• _Given problem_
Print everything from the line containing "date-range-picker[interactable]: Mar 29, 2022" down to the line containing "users-group-icon[interactable] [14, 174, 40, 200]" in the records below, keeping each line exactly the same.

• _Data shown_
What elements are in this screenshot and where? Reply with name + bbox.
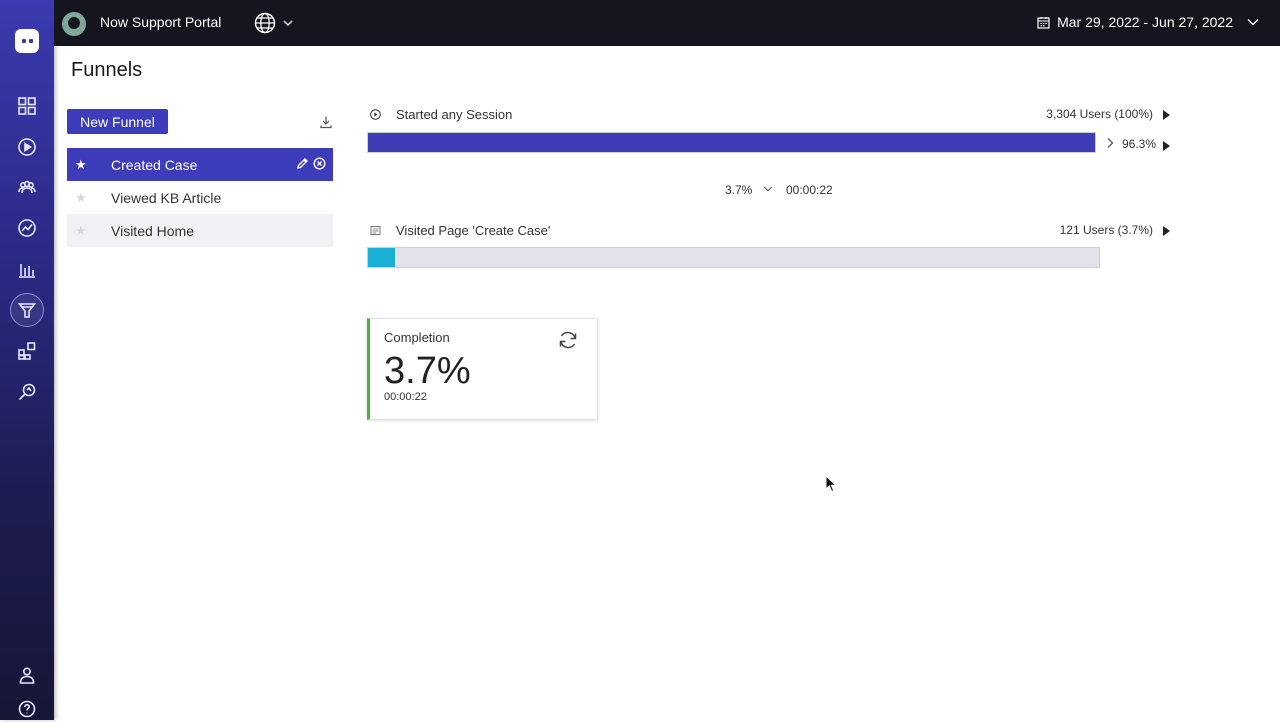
date-range-picker[interactable]: Mar 29, 2022 - Jun 27, 2022 [1037, 14, 1260, 30]
step-2-label: Visited Page 'Create Case' [396, 223, 551, 238]
conversion-percent: 3.7% [725, 183, 753, 197]
session-play-icon [370, 109, 381, 120]
step-1-drop-percent: 96.3% [1122, 137, 1157, 151]
expand-arrow-icon[interactable] [1163, 226, 1170, 236]
funnel-item-visited-home[interactable]: ★ Visited Home [67, 214, 333, 247]
conversion-time: 00:00:22 [786, 183, 833, 197]
search-insights-icon[interactable] [14, 379, 40, 405]
star-icon[interactable]: ★ [75, 157, 89, 173]
completion-value: 3.7% [384, 350, 471, 392]
page-icon [370, 226, 381, 235]
globe-icon[interactable] [254, 12, 276, 34]
calendar-icon [1037, 16, 1050, 29]
users-group-icon[interactable] [14, 174, 40, 200]
widgets-icon[interactable] [14, 338, 40, 364]
top-bar: Now Support Portal Mar 29, 2022 - Jun 27… [54, 0, 1280, 46]
funnel-item-label: Created Case [111, 156, 198, 173]
bar-chart-icon[interactable] [14, 256, 40, 282]
edit-pencil-icon[interactable] [296, 157, 309, 170]
star-icon[interactable]: ★ [75, 190, 89, 206]
step-1-count: 3,304 Users (100%) [1046, 107, 1153, 121]
funnel-item-label: Visited Home [111, 222, 195, 239]
dashboard-grid-icon[interactable] [14, 93, 40, 119]
expand-arrow-icon[interactable] [1163, 110, 1170, 120]
app-logo-icon[interactable] [15, 29, 39, 53]
funnel-item-created-case[interactable]: ★ Created Case [67, 148, 333, 181]
completion-title: Completion [384, 330, 450, 345]
funnel-icon[interactable] [10, 293, 44, 327]
step-2-count: 121 Users (3.7%) [1059, 223, 1153, 237]
portal-logo-icon [62, 12, 86, 36]
user-profile-icon[interactable] [14, 662, 40, 688]
new-funnel-button[interactable]: New Funnel [67, 109, 168, 134]
download-icon[interactable] [319, 115, 333, 129]
step-1-bar-fill [368, 133, 1095, 152]
mouse-cursor-icon [825, 475, 837, 493]
step-2-bar[interactable] [367, 247, 1100, 268]
expand-arrow-icon[interactable] [1163, 141, 1170, 151]
funnel-item-label: Viewed KB Article [111, 189, 222, 206]
completion-time: 00:00:22 [384, 391, 427, 403]
help-icon[interactable] [14, 696, 40, 722]
chevron-down-icon [1247, 19, 1259, 26]
step-2-bar-fill [368, 248, 396, 267]
step-1-bar[interactable] [367, 132, 1096, 153]
funnel-list: ★ Created Case ★ Viewed KB Article ★ Vis… [67, 148, 333, 247]
refresh-icon[interactable] [557, 329, 579, 351]
delete-circle-icon[interactable] [313, 157, 326, 170]
analytics-gauge-icon[interactable] [14, 215, 40, 241]
sessions-play-icon[interactable] [14, 134, 40, 160]
chevron-down-icon [763, 186, 773, 192]
star-icon[interactable]: ★ [75, 223, 89, 239]
funnel-item-viewed-kb-article[interactable]: ★ Viewed KB Article [67, 181, 333, 214]
portal-name[interactable]: Now Support Portal [100, 14, 221, 30]
completion-card: Completion 3.7% 00:00:22 [367, 318, 598, 420]
date-range-label: Mar 29, 2022 - Jun 27, 2022 [1057, 14, 1233, 30]
left-rail [0, 0, 54, 720]
chevron-down-icon[interactable] [282, 17, 294, 29]
step-1-label: Started any Session [396, 107, 513, 122]
page-title: Funnels [71, 59, 143, 81]
chevron-right-icon [1107, 138, 1114, 148]
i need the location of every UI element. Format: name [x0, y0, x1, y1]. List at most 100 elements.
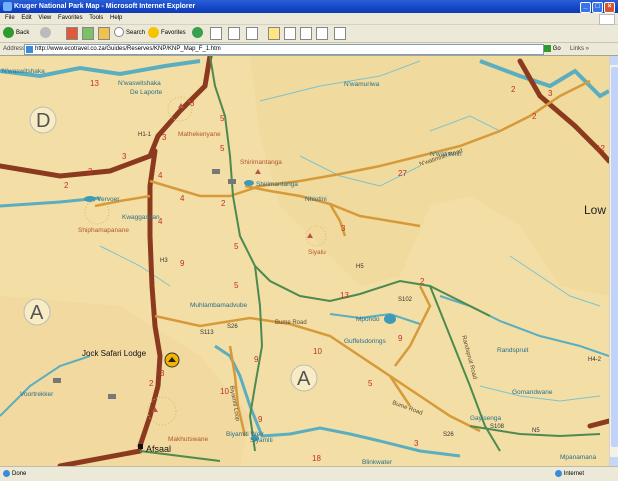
distance-label: 4: [158, 171, 163, 180]
menu-help[interactable]: Help: [110, 15, 122, 21]
search-button[interactable]: Search: [114, 27, 145, 40]
place-label: Voortrekker: [20, 391, 54, 398]
park-map[interactable]: D A A N'waswitshaka N'waswitshaka De Lap…: [0, 56, 609, 466]
menu-file[interactable]: File: [5, 15, 15, 21]
discuss-button[interactable]: [268, 27, 280, 40]
stop-icon: [66, 27, 78, 40]
star-icon: [148, 27, 159, 38]
home-button[interactable]: [98, 27, 110, 40]
forward-arrow-icon: [40, 27, 51, 38]
research-button[interactable]: [284, 27, 296, 40]
afsaal-label: Afsaal: [146, 444, 171, 454]
back-arrow-icon: [3, 27, 14, 38]
road-code: S26: [227, 324, 238, 330]
messenger-icon: [300, 27, 312, 40]
forward-button[interactable]: [40, 27, 53, 40]
place-label: N'wamuriwa: [344, 81, 380, 88]
place-label-gutfelsdorings: Guffelsdorings: [344, 338, 387, 345]
refresh-icon: [82, 27, 94, 40]
address-input[interactable]: http://www.ecotravel.co.za/Guides/Reserv…: [24, 44, 544, 55]
stop-button[interactable]: [66, 27, 78, 40]
distance-label: 3: [414, 439, 419, 448]
tools-button[interactable]: [316, 27, 328, 40]
windows-logo-icon: [599, 14, 615, 25]
distance-label: 10: [313, 347, 322, 356]
distance-label: 9: [258, 415, 263, 424]
refresh-button[interactable]: [82, 27, 94, 40]
distance-label: 2: [149, 379, 154, 388]
vertical-scrollbar[interactable]: [609, 56, 618, 466]
jock-safari-lodge-label: Jock Safari Lodge: [82, 349, 147, 358]
messenger-button[interactable]: [300, 27, 312, 40]
distance-label: 13: [340, 291, 349, 300]
close-button[interactable]: ×: [604, 2, 615, 13]
place-label: Biyamiti Weir: [226, 431, 265, 438]
distance-label: 2: [420, 277, 425, 286]
title-bar: Kruger National Park Map - Microsoft Int…: [0, 0, 618, 13]
window-title: Kruger National Park Map - Microsoft Int…: [14, 3, 196, 10]
road-code: H4-2: [588, 357, 602, 363]
edit-button[interactable]: [246, 27, 258, 40]
security-zone: Internet: [555, 467, 584, 481]
zone-label-a2: A: [297, 368, 311, 390]
distance-label: 5: [220, 114, 225, 123]
distance-label: 3: [88, 167, 93, 176]
favorites-button[interactable]: Favorites: [148, 27, 186, 40]
place-label: Muhlambamadvube: [190, 302, 247, 309]
place-label: Mpanamana: [560, 454, 597, 461]
place-label: Mathekenyane: [178, 131, 221, 138]
map-canvas: D A A N'waswitshaka N'waswitshaka De Lap…: [0, 56, 609, 466]
minimize-button[interactable]: _: [580, 2, 591, 13]
place-label: Shiphamapanane: [78, 227, 129, 234]
place-label: De Laporte: [130, 89, 163, 96]
distance-label: 3: [160, 369, 165, 378]
place-label: Randspruit: [497, 347, 529, 354]
place-label: Blinkwater: [362, 459, 393, 466]
discuss-icon: [268, 27, 280, 40]
distance-label: 3: [122, 152, 127, 161]
history-button[interactable]: [192, 27, 205, 40]
distance-label: 13: [90, 79, 99, 88]
mail-button[interactable]: [210, 27, 222, 40]
menu-edit[interactable]: Edit: [21, 15, 31, 21]
place-label: Kwaggaspan: [122, 214, 160, 221]
scroll-down-icon[interactable]: [610, 457, 618, 466]
road-code: H3: [160, 258, 168, 264]
scroll-thumb[interactable]: [611, 67, 618, 447]
status-text: Done: [12, 471, 27, 477]
road-name: Bume Road: [275, 320, 307, 326]
distance-label: 2: [532, 112, 537, 121]
toolbar: Back Search Favorites: [0, 25, 618, 43]
place-label: Vervoer: [97, 196, 120, 203]
menu-view[interactable]: View: [38, 15, 51, 21]
menu-favorites[interactable]: Favorites: [58, 15, 83, 21]
print-button[interactable]: [228, 27, 240, 40]
afsaal-marker-icon[interactable]: [138, 444, 143, 449]
page-icon: [26, 46, 33, 53]
links-button[interactable]: Links »: [570, 43, 589, 55]
road-code: S113: [200, 330, 214, 336]
place-label: Mpondo: [356, 316, 380, 323]
distance-label: 10: [220, 387, 229, 396]
search-icon: [114, 27, 124, 38]
distance-label: 18: [312, 454, 321, 463]
print-icon: [228, 27, 240, 40]
history-icon: [192, 27, 203, 38]
distance-label: 3: [341, 224, 346, 233]
distance-label: 12: [596, 144, 605, 153]
place-label: Nhlotini: [305, 196, 327, 203]
maximize-button[interactable]: □: [592, 2, 603, 13]
home-icon: [98, 27, 110, 40]
distance-label: 5: [234, 242, 239, 251]
go-arrow-icon: [544, 44, 551, 52]
scroll-up-icon[interactable]: [610, 56, 618, 65]
extra-button[interactable]: [334, 27, 346, 40]
address-url: http://www.ecotravel.co.za/Guides/Reserv…: [35, 46, 221, 52]
menu-tools[interactable]: Tools: [89, 15, 103, 21]
place-label: N'waswitshaka: [118, 80, 161, 87]
page-status-icon: [3, 470, 10, 477]
go-button[interactable]: Go: [544, 43, 561, 55]
place-label: Gayisenga: [470, 415, 501, 422]
road-code: S102: [398, 297, 413, 303]
back-button[interactable]: Back: [3, 27, 29, 40]
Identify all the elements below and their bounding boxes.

• _Answer to the exercise_
date-range-picker[interactable]: Mar 29, 2022 - Jun 27, 2022 [1037, 14, 1260, 30]
step-2-label: Visited Page 'Create Case' [396, 223, 551, 238]
conversion-percent: 3.7% [725, 183, 753, 197]
session-play-icon [370, 109, 381, 120]
step-1-drop-percent: 96.3% [1122, 137, 1157, 151]
expand-arrow-icon[interactable] [1163, 226, 1170, 236]
funnel-item-visited-home[interactable]: ★ Visited Home [67, 214, 333, 247]
conversion-time: 00:00:22 [786, 183, 833, 197]
search-insights-icon[interactable] [14, 379, 40, 405]
star-icon[interactable]: ★ [75, 157, 89, 173]
completion-value: 3.7% [384, 350, 471, 392]
page-icon [370, 226, 381, 235]
globe-icon[interactable] [254, 12, 276, 34]
calendar-icon [1037, 16, 1050, 29]
users-group-icon[interactable] [14, 174, 40, 200]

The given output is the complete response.